# [Task brief]
Copy out each line that has "tailor" in it.

(Recorded data)
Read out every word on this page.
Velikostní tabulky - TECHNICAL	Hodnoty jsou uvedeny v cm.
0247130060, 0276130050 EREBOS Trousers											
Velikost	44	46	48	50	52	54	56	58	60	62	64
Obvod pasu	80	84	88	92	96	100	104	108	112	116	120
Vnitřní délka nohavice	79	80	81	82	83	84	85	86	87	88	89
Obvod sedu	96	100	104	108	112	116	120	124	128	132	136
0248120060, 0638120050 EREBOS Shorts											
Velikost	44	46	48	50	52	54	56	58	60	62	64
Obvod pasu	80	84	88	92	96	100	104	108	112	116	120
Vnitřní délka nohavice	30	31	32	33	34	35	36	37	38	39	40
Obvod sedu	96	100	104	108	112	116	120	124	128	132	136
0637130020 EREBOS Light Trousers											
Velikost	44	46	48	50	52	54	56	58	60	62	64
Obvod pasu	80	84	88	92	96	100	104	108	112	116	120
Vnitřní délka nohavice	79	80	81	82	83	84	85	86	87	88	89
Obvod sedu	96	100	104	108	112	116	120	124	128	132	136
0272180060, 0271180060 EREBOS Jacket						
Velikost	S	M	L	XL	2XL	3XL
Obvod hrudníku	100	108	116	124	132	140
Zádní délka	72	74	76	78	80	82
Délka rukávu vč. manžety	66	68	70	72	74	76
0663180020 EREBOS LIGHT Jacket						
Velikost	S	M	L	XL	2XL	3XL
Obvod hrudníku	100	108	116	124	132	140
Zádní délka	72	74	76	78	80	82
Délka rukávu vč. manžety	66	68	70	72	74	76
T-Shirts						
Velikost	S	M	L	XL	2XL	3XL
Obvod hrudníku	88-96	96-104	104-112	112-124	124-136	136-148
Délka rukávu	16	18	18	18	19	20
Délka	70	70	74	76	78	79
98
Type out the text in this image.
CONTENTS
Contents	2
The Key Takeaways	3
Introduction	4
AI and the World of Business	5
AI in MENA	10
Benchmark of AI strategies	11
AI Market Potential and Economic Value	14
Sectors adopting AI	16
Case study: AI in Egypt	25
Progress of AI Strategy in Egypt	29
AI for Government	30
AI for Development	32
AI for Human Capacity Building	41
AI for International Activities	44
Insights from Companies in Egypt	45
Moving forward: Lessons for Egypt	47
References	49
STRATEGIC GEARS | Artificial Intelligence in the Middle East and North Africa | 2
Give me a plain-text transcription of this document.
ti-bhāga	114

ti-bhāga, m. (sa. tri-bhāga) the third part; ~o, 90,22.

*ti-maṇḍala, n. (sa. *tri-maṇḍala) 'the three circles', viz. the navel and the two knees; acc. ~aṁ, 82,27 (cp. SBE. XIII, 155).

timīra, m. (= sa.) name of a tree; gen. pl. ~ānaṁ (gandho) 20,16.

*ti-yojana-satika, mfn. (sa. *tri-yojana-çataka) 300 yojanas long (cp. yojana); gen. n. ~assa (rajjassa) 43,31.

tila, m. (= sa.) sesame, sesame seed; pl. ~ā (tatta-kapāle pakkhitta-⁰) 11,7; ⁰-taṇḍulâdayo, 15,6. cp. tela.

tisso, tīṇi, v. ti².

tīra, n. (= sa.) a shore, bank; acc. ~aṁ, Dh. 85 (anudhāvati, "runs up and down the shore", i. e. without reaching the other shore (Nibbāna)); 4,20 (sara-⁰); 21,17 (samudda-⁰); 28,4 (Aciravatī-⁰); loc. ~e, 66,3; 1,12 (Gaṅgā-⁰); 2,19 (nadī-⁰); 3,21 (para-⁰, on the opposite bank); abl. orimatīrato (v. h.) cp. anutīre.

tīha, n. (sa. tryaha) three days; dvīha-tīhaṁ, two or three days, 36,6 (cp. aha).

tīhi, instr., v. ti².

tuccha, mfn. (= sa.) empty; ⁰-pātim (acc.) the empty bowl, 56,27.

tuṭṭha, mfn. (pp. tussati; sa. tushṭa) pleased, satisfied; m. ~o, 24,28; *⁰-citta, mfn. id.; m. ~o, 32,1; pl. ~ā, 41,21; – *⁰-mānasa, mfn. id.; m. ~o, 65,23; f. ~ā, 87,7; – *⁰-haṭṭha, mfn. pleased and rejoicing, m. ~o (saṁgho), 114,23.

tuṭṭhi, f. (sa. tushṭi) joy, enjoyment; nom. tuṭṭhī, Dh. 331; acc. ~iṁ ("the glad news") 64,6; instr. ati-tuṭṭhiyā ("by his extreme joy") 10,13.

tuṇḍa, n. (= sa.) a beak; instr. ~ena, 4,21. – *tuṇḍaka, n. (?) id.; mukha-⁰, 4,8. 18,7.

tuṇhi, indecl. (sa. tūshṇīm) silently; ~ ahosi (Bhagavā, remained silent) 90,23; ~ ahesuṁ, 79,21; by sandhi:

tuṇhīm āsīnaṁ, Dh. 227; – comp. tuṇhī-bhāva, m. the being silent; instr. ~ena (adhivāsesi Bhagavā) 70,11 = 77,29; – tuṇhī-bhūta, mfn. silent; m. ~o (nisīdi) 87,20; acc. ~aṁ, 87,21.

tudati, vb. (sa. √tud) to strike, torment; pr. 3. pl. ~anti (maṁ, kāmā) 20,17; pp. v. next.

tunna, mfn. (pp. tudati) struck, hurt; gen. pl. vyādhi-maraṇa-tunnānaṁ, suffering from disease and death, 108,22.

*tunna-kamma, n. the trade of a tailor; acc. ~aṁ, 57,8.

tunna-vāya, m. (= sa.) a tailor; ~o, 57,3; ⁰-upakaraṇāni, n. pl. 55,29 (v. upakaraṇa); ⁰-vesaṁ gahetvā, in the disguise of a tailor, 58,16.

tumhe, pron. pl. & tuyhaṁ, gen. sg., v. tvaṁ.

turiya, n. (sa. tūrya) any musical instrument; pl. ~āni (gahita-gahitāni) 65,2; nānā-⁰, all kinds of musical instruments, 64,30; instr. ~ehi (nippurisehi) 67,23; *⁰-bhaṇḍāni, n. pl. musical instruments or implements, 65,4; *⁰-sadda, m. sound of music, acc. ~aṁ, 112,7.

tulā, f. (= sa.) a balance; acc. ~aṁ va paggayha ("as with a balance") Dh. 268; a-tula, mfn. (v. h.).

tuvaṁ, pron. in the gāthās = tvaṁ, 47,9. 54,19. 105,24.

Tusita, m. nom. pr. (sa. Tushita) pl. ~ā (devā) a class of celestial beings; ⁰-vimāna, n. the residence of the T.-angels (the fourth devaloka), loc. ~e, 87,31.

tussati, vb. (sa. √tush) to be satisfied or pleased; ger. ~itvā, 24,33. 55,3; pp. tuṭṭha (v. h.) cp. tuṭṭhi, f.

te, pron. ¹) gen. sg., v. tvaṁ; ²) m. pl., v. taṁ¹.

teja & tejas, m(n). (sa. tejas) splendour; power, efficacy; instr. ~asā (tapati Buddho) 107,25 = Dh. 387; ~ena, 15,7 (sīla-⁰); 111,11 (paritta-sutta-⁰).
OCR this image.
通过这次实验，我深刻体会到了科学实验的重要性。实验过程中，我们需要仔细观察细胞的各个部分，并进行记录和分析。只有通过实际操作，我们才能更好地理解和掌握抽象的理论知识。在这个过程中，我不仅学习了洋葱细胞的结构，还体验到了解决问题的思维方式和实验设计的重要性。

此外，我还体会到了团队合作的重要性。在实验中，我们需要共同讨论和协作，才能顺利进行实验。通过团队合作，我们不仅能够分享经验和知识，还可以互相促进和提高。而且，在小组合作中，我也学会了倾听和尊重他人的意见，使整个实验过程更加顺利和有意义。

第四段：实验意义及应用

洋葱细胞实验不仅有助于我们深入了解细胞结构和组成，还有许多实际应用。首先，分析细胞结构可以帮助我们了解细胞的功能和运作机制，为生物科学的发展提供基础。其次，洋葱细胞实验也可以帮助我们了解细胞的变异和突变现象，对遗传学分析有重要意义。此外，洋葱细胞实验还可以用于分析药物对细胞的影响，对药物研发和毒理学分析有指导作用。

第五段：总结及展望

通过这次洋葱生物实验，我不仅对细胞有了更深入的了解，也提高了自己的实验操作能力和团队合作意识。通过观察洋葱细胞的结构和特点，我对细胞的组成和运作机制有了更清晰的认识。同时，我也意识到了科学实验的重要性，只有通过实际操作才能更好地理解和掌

# [Exercise result]
*tunna-kamma, n. the trade of a tailor; acc. ~aṁ, 57,8.
tunna-vāya, m. (= sa.) a tailor; ~o, 57,3; ⁰-upakaraṇāni, n. pl. 55,29 (v. upakaraṇa); ⁰-vesaṁ gahetvā, in the disguise of a tailor, 58,16.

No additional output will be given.